**Written problem:**
Using the entries that follow, state how many lines contain the word "ylabel". The response is that number and nothing more.

start Dataset records

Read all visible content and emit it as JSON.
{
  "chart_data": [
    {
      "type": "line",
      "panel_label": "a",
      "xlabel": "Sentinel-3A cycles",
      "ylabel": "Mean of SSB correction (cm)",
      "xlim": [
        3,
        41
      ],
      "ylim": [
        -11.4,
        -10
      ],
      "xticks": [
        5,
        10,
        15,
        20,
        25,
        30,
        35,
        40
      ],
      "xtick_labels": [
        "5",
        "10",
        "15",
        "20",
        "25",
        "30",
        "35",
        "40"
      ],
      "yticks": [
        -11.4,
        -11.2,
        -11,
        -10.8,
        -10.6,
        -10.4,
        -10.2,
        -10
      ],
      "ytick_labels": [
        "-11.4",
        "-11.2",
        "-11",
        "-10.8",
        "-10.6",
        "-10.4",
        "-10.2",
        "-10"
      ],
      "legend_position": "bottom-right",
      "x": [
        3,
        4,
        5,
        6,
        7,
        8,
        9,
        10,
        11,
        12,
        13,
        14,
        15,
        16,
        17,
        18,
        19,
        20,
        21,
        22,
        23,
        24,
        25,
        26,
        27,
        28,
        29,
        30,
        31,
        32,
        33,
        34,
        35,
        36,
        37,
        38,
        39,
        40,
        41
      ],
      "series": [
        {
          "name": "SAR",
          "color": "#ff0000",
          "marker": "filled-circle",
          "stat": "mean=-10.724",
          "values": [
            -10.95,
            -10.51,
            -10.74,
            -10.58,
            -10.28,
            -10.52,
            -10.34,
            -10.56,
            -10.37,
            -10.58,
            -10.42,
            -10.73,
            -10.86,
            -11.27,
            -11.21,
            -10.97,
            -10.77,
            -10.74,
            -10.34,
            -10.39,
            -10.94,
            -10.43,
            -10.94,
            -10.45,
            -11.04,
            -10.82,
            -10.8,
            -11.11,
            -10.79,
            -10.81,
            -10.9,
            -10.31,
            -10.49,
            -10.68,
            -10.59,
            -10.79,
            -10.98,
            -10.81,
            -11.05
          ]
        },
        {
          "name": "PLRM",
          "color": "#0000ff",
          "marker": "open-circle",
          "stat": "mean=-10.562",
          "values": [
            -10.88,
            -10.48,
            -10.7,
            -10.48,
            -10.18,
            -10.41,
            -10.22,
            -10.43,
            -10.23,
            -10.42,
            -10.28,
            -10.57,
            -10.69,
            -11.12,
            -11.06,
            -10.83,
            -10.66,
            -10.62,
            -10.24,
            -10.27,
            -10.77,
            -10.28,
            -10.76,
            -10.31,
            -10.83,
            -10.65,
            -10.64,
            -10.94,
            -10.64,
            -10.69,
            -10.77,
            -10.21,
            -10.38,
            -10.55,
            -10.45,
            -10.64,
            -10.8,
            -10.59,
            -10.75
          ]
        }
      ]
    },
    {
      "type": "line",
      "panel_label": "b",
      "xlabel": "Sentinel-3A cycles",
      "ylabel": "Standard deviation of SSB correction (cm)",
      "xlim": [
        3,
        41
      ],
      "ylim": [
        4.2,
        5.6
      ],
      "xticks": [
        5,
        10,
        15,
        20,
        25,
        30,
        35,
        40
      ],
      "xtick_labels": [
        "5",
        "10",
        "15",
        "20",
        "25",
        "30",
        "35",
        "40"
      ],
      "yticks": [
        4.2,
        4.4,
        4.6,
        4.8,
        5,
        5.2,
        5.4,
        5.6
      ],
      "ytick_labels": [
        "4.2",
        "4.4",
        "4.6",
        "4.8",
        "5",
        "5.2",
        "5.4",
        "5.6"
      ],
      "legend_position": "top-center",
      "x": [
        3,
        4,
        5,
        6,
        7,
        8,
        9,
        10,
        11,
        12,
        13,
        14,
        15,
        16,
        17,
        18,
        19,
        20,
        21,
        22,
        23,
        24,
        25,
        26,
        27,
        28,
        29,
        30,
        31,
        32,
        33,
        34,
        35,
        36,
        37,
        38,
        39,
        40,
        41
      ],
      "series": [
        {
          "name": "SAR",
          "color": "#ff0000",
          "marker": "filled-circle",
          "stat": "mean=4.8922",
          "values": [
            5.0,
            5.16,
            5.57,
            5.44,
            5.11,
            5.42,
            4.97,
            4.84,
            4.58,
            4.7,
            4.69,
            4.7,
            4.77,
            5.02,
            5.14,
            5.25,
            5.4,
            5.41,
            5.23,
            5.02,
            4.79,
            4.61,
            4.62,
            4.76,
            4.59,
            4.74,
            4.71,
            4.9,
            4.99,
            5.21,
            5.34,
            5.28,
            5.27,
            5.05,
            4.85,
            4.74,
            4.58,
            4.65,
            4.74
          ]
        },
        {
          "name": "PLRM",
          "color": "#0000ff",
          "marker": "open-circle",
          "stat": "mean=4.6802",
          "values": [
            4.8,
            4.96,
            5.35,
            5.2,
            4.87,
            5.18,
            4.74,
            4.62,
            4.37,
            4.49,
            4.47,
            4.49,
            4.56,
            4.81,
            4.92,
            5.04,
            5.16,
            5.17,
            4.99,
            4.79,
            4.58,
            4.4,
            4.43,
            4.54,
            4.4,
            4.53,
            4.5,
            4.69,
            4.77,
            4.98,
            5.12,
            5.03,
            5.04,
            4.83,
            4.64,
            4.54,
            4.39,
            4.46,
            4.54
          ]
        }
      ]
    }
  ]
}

end Dataset records

**Complete answer:**
2